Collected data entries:
+--
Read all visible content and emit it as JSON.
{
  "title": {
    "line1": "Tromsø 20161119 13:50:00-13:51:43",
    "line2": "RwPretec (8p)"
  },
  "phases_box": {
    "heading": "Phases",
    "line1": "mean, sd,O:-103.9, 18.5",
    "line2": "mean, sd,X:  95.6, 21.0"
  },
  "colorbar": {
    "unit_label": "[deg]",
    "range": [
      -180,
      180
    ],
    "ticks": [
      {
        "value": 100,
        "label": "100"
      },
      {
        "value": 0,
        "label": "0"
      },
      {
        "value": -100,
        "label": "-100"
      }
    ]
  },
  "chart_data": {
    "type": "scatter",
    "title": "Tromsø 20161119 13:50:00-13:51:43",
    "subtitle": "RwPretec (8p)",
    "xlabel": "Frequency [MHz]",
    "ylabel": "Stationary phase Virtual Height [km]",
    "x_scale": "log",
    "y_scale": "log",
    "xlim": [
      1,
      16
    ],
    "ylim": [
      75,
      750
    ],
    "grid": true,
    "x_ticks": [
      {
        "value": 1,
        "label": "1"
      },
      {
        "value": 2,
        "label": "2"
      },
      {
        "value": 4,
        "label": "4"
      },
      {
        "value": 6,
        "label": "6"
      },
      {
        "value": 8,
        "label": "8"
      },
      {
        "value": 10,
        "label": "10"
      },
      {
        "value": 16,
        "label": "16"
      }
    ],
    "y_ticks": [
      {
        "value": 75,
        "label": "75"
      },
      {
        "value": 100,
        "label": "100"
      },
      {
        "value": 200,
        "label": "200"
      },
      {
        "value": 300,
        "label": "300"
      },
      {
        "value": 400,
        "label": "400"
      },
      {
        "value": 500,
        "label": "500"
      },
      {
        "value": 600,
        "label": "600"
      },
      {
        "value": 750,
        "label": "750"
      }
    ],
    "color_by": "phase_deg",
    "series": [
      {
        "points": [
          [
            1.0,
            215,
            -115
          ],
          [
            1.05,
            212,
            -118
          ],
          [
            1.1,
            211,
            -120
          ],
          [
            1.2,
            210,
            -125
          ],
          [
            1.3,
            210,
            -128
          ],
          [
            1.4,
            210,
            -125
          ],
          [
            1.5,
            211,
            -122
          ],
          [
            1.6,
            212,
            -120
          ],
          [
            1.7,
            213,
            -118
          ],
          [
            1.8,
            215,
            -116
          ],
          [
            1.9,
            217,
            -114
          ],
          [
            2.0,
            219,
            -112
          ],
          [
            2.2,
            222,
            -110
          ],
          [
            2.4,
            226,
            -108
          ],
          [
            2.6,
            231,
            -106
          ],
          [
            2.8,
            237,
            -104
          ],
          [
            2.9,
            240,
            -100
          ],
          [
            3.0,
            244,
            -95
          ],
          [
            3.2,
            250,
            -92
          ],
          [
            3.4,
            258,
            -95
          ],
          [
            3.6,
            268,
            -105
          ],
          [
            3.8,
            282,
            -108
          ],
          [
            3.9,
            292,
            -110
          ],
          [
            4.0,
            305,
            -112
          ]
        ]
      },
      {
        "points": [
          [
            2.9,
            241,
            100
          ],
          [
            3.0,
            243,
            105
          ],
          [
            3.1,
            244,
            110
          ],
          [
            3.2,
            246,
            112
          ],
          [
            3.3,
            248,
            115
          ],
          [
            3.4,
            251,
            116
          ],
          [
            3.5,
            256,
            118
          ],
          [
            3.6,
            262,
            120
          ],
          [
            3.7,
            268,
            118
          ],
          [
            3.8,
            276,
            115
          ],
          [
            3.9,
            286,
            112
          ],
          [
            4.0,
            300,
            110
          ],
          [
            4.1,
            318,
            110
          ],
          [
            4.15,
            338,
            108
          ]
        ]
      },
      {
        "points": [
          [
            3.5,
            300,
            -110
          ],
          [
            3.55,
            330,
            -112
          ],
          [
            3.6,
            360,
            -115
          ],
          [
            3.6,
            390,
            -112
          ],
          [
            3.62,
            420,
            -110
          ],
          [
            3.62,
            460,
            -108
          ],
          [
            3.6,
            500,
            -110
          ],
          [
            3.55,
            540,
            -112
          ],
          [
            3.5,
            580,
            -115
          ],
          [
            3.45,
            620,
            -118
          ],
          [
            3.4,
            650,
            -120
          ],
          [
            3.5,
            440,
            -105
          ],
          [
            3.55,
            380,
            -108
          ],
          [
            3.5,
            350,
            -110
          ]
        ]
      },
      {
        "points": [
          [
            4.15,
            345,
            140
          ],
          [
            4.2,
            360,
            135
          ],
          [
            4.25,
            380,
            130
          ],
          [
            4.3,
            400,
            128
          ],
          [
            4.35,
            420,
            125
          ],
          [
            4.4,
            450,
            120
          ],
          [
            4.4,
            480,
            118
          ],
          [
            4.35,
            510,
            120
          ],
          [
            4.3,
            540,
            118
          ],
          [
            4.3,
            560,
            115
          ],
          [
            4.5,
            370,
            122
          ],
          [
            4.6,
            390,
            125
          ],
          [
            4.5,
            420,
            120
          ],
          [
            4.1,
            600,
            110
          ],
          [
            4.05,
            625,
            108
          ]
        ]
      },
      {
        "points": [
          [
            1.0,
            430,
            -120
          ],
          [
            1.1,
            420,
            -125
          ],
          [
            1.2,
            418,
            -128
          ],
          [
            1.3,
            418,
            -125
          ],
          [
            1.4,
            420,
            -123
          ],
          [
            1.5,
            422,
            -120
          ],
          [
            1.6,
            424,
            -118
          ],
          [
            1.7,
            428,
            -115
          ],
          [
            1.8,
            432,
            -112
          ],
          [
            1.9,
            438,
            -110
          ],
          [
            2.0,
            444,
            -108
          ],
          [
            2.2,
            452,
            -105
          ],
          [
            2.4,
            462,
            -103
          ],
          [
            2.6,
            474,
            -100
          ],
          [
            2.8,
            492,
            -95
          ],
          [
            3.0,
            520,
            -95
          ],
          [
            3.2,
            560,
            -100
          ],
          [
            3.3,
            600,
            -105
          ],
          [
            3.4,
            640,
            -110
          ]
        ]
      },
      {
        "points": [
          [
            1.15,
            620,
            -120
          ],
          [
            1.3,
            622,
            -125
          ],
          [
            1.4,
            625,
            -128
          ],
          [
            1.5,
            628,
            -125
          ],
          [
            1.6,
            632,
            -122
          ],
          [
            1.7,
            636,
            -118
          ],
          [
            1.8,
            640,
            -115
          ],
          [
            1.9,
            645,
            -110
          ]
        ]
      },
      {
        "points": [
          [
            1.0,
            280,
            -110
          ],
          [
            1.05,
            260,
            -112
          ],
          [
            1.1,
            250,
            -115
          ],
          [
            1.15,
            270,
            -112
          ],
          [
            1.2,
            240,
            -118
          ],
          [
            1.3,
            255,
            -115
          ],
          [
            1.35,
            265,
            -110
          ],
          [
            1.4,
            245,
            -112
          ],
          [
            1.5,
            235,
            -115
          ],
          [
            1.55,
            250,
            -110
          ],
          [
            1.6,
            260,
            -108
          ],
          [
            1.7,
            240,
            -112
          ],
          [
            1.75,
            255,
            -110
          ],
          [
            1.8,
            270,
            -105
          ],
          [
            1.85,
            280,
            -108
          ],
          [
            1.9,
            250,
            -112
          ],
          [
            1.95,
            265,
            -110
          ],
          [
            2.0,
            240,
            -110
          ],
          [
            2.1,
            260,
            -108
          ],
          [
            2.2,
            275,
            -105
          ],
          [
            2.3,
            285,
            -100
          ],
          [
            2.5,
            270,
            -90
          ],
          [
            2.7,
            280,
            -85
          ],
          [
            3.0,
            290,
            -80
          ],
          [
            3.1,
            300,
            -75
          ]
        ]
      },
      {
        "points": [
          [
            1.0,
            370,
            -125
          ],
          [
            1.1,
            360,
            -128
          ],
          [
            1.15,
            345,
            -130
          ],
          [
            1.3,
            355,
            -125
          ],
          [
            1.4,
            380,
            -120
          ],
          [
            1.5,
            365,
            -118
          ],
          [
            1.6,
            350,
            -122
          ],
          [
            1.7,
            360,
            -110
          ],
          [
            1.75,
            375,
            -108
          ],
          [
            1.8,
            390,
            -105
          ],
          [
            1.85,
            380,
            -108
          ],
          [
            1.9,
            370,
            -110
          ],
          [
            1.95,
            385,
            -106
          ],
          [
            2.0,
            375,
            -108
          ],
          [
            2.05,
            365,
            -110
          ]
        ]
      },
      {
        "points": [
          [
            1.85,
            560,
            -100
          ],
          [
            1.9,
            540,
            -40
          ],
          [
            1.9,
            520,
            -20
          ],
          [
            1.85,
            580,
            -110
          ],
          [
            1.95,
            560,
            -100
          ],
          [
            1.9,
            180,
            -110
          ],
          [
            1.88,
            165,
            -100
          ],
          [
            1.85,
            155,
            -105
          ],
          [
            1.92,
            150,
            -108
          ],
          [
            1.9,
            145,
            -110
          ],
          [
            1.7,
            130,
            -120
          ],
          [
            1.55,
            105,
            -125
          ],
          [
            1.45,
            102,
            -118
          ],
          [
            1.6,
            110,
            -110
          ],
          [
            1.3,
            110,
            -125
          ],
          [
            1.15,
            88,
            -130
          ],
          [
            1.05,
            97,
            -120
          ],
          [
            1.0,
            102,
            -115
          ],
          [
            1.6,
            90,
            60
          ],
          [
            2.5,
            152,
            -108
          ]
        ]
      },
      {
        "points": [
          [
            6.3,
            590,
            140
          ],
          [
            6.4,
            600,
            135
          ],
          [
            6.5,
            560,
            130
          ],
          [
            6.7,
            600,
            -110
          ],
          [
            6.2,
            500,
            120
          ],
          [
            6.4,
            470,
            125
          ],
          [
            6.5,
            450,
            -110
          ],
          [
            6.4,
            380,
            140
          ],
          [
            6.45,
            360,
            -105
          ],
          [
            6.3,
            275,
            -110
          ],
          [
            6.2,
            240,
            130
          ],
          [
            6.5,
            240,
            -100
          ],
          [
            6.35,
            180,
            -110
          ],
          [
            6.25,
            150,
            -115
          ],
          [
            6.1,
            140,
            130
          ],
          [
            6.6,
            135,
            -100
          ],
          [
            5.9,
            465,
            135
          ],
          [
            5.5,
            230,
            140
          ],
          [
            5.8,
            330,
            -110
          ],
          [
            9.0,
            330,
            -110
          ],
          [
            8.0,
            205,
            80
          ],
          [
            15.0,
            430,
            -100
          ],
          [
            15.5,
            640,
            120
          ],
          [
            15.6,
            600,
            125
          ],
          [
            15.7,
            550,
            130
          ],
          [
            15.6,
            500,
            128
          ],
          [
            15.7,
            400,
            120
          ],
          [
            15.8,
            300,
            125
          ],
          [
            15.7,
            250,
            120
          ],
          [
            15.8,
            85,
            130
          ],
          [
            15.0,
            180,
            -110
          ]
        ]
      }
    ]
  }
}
+--
**TASK**
Look through the listing above. Pick out each line with "mean" and copy it.

**SOLUTION**
    "line1": "mean, sd,O:-103.9, 18.5",
    "line2": "mean, sd,X:  95.6, 21.0"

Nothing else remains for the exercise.